- Brief: Repeat every line of the material, character for character.
____ Exercise materials
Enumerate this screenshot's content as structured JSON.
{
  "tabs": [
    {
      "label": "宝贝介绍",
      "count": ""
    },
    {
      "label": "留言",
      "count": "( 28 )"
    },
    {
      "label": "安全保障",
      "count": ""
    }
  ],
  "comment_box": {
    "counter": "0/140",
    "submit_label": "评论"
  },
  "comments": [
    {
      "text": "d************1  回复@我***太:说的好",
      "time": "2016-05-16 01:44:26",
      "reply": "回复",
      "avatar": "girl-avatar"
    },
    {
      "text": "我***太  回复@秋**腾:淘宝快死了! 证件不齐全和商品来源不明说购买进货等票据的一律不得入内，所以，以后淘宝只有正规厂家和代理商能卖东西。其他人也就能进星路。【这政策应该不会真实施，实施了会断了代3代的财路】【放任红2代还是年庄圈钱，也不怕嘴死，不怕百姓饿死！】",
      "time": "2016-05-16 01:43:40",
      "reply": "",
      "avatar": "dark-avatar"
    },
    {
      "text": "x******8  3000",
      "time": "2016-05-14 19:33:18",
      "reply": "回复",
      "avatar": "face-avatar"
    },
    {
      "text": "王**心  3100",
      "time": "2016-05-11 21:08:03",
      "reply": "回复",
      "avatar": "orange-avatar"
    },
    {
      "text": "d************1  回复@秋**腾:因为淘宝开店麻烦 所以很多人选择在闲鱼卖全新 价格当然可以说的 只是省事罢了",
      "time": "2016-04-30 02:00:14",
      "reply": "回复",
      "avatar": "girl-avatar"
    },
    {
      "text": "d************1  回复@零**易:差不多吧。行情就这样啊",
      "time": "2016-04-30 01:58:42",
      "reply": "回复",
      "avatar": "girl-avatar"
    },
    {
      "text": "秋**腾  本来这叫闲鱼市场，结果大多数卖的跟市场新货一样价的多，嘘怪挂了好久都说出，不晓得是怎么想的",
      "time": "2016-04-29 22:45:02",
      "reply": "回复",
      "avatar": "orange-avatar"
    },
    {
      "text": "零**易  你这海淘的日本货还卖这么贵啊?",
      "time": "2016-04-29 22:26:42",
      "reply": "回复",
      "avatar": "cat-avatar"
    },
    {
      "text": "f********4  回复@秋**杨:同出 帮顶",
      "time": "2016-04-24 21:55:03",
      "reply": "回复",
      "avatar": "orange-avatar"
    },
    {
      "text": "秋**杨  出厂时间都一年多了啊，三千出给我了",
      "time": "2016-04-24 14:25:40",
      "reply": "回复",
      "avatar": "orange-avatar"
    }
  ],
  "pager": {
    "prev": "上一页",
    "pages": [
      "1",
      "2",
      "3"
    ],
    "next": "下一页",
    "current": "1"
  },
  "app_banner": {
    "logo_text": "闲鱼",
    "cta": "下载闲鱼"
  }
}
________
- Solution:
Enumerate this screenshot's content as structured JSON.
{
  "tabs": [
    {
      "label": "宝贝介绍",
      "count": ""
    },
    {
      "label": "留言",
      "count": "( 28 )"
    },
    {
      "label": "安全保障",
      "count": ""
    }
  ],
  "comment_box": {
    "counter": "0/140",
    "submit_label": "评论"
  },
  "comments": [
    {
      "text": "d************1  回复@我***太:说的好",
      "time": "2016-05-16 01:44:26",
      "reply": "回复",
      "avatar": "girl-avatar"
    },
    {
      "text": "我***太  回复@秋**腾:淘宝快死了! 证件不齐全和商品来源不明说购买进货等票据的一律不得入内，所以，以后淘宝只有正规厂家和代理商能卖东西。其他人也就能进星路。【这政策应该不会真实施，实施了会断了代3代的财路】【放任红2代还是年庄圈钱，也不怕嘴死，不怕百姓饿死！】",
      "time": "2016-05-16 01:43:40",
      "reply": "",
      "avatar": "dark-avatar"
    },
    {
      "text": "x******8  3000",
      "time": "2016-05-14 19:33:18",
      "reply": "回复",
      "avatar": "face-avatar"
    },
    {
      "text": "王**心  3100",
      "time": "2016-05-11 21:08:03",
      "reply": "回复",
      "avatar": "orange-avatar"
    },
    {
      "text": "d************1  回复@秋**腾:因为淘宝开店麻烦 所以很多人选择在闲鱼卖全新 价格当然可以说的 只是省事罢了",
      "time": "2016-04-30 02:00:14",
      "reply": "回复",
      "avatar": "girl-avatar"
    },
    {
      "text": "d************1  回复@零**易:差不多吧。行情就这样啊",
      "time": "2016-04-30 01:58:42",
      "reply": "回复",
      "avatar": "girl-avatar"
    },
    {
      "text": "秋**腾  本来这叫闲鱼市场，结果大多数卖的跟市场新货一样价的多，嘘怪挂了好久都说出，不晓得是怎么想的",
      "time": "2016-04-29 22:45:02",
      "reply": "回复",
      "avatar": "orange-avatar"
    },
    {
      "text": "零**易  你这海淘的日本货还卖这么贵啊?",
      "time": "2016-04-29 22:26:42",
      "reply": "回复",
      "avatar": "cat-avatar"
    },
    {
      "text": "f********4  回复@秋**杨:同出 帮顶",
      "time": "2016-04-24 21:55:03",
      "reply": "回复",
      "avatar": "orange-avatar"
    },
    {
      "text": "秋**杨  出厂时间都一年多了啊，三千出给我了",
      "time": "2016-04-24 14:25:40",
      "reply": "回复",
      "avatar": "orange-avatar"
    }
  ],
  "pager": {
    "prev": "上一页",
    "pages": [
      "1",
      "2",
      "3"
    ],
    "next": "下一页",
    "current": "1"
  },
  "app_banner": {
    "logo_text": "闲鱼",
    "cta": "下载闲鱼"
  }
}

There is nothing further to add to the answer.